EXTRACT PROVIDED
-*-
How Designers Think

In an experimental research study, Lawson (1984) compared the ways in which designers (in this case architects) and scientists solved the same problem. The scientists tended to use a strategy of systematically trying to understand the problem, in order to look for underlying rules which would enable them to generate an optimum solution. In contrast, the designers tended to make initial explorations and then suggest a variety of possible solutions until they found one that was good, or at least satisfactory.

The evidence from the experiments suggested that scientists problem-solve by analysis, whereas designers problem-solve by synthesis; scientists use 'problem-focused strategies' and designers use 'solution-focused strategies'.

Some other studies have also suggested that designers tend to use conjectures about solution concepts as the means of developing their understanding of the problem. Darke (1984) found that designers impose a primary generator onto the problem, in order to narrow the search space and generate early solution concepts.

This primary generator is usually based on a tightly-restricted set of constraints or solution possibilities derived from the design problem. Since 'the problem' cannot be fully understood in isolation from consideration of 'the solution', it is natural that solution conjectures should be used as a means of helping to explore and understand the problem formulation. Making sketches of solution concepts is one way that helps the designer to identify their consequences, and to keep the problem exploration going, in what Sch6n (1983) called the 'reflective conversation with the situation' that is characteristic of design thinking.
-*-
REQUIRED ACTIONS
(1) Condense the paragraph of the passage on how designers think that begins "In an experimental research study" into a short bulleted list that keeps its main facts.
(2) Reproduce word for word everything in the passage on how designers think from "In an experimental" down to "use 'solution-focused strategies'.".
(3) Write a continuation of the passage on how designers think, picking up right after its final sentence.

PROVIDED MATERIAL
-*-
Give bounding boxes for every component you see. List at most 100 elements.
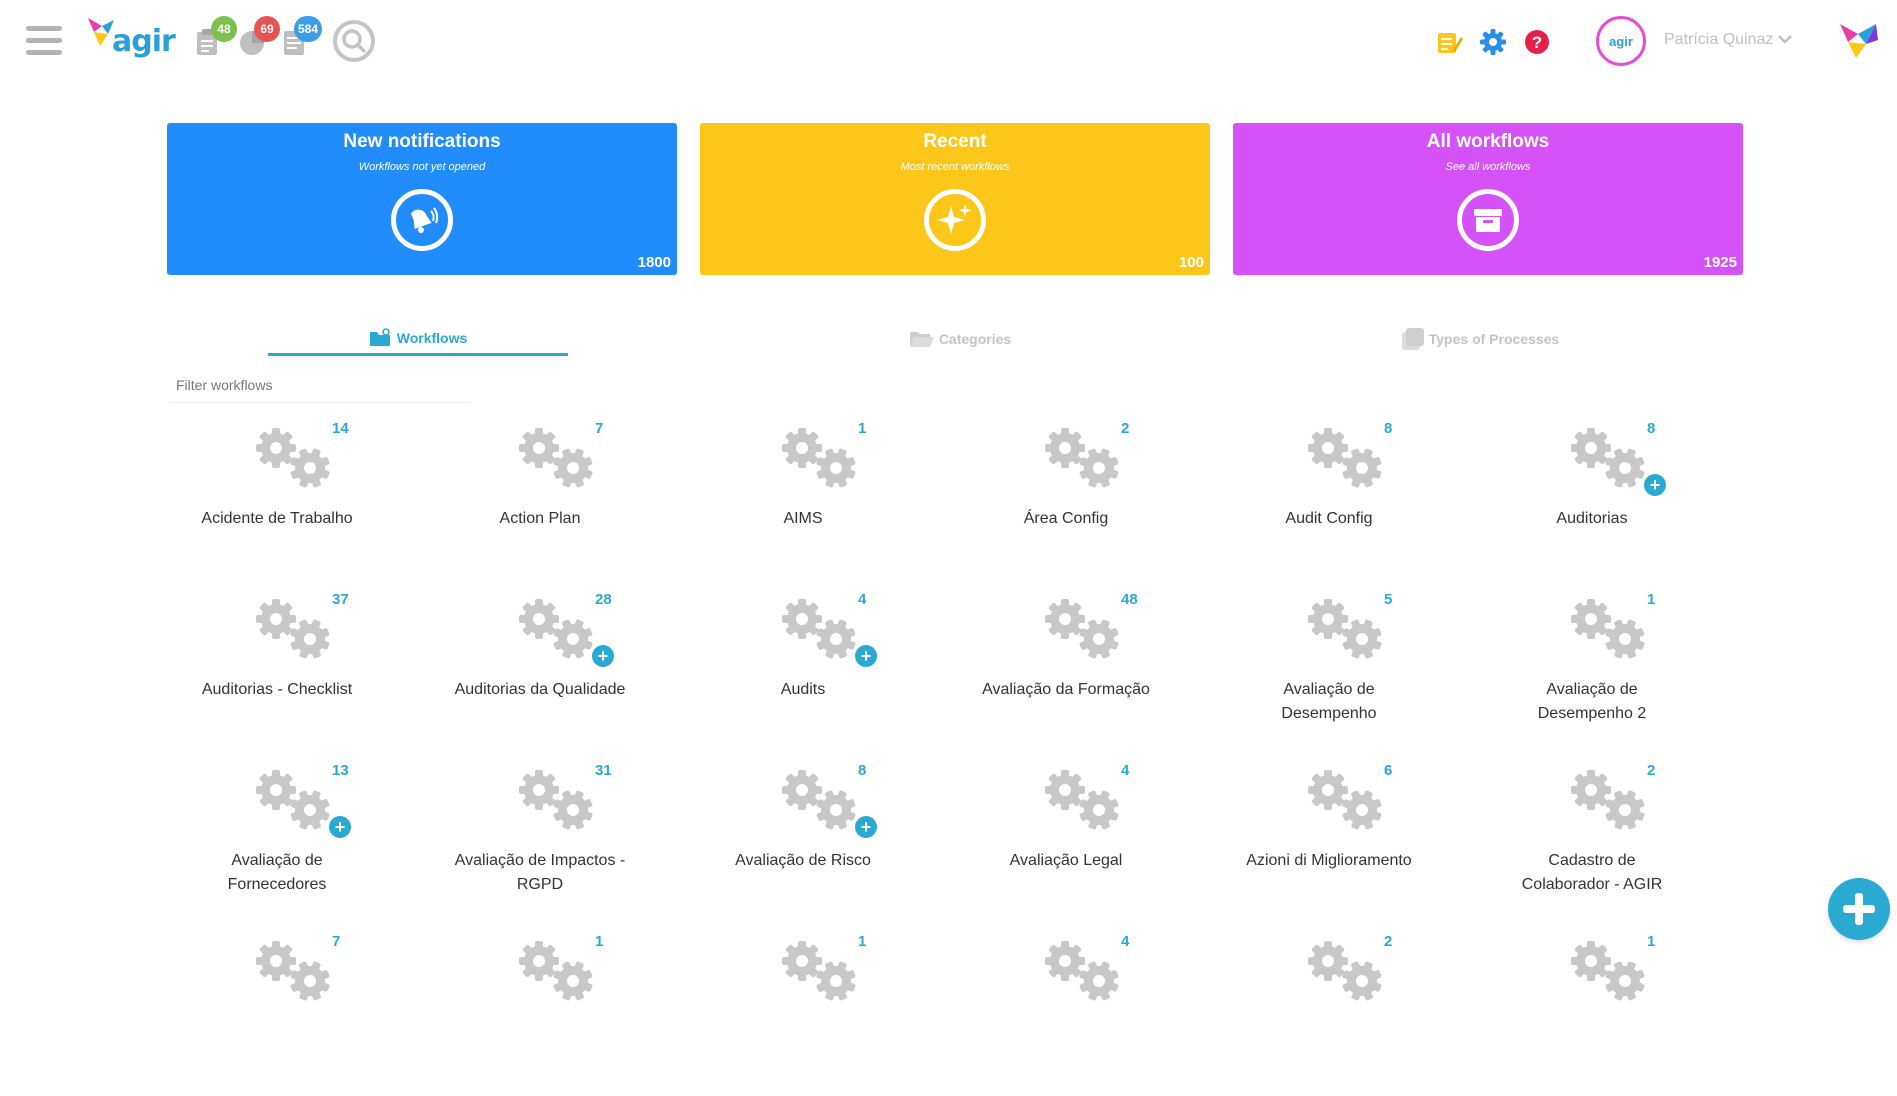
-*-
WRITTEN ANSWERS
(1)
- Lawson (1984) ran an experiment comparing how architects and scientists solved the same problem.
- The scientists worked systematically to understand the problem and find underlying rules that would yield an optimum solution.
- The designers made initial explorations, then proposed various solutions until one proved good or at least satisfactory.

(2)
In an experimental research study, Lawson (1984) compared the ways in which designers (in this case architects) and scientists solved the same problem. The scientists tended to use a strategy of systematically trying to understand the problem, in order to look for underlying rules which would enable them to generate an optimum solution. In contrast, the designers tended to make initial explorations and then suggest a variety of possible solutions until they found one that was good, or at least satisfactory.

The evidence from the experiments suggested that scientists problem-solve by analysis, whereas designers problem-solve by synthesis; scientists use 'problem-focused strategies' and designers use 'solution-focused strategies'.

(3)
Drawing and sketching have been used in design for a long time, certainly since long before the Renaissance, but the period since that time has seen a massive growth in the use of drawings, as designed objects have become more complex and more novel. Many of Leonardo da Vinci's drawings of machines and inventions

from the Renaissance period show one of the key aspects of design drawings, in terms of their purpose of communicating to someone else how a new product should be built, and also how it should work. Some of Leonardo's design drawings also show how a drawing can be not only a communication aid, but also a thinking and reasoning aid. For example, Leonardo's sketches for the design of fortifications (Figure 7) show how he used sight-lines and missile trajectories as lines to set up the design of the fortifications, and how his design thinking was assisted by drawing. In such drawings we see how the sketch can help the designer to consider many aspects at once; we see plans, elevations, details, trajectory lines, all being drawn together and thus all being thought about, reasoned about, all together.

Half a millenium later, we still see designers using essentially  similar types of sketch to aid their design thinking. The early concept sketches for a house design by the contemporary architect Charles Moore (Figure 8) show similar kinds of representations as those used by Leonardo: plan, elevation and section all being

considered together with considerations of structure and calculations of dimensions and areas.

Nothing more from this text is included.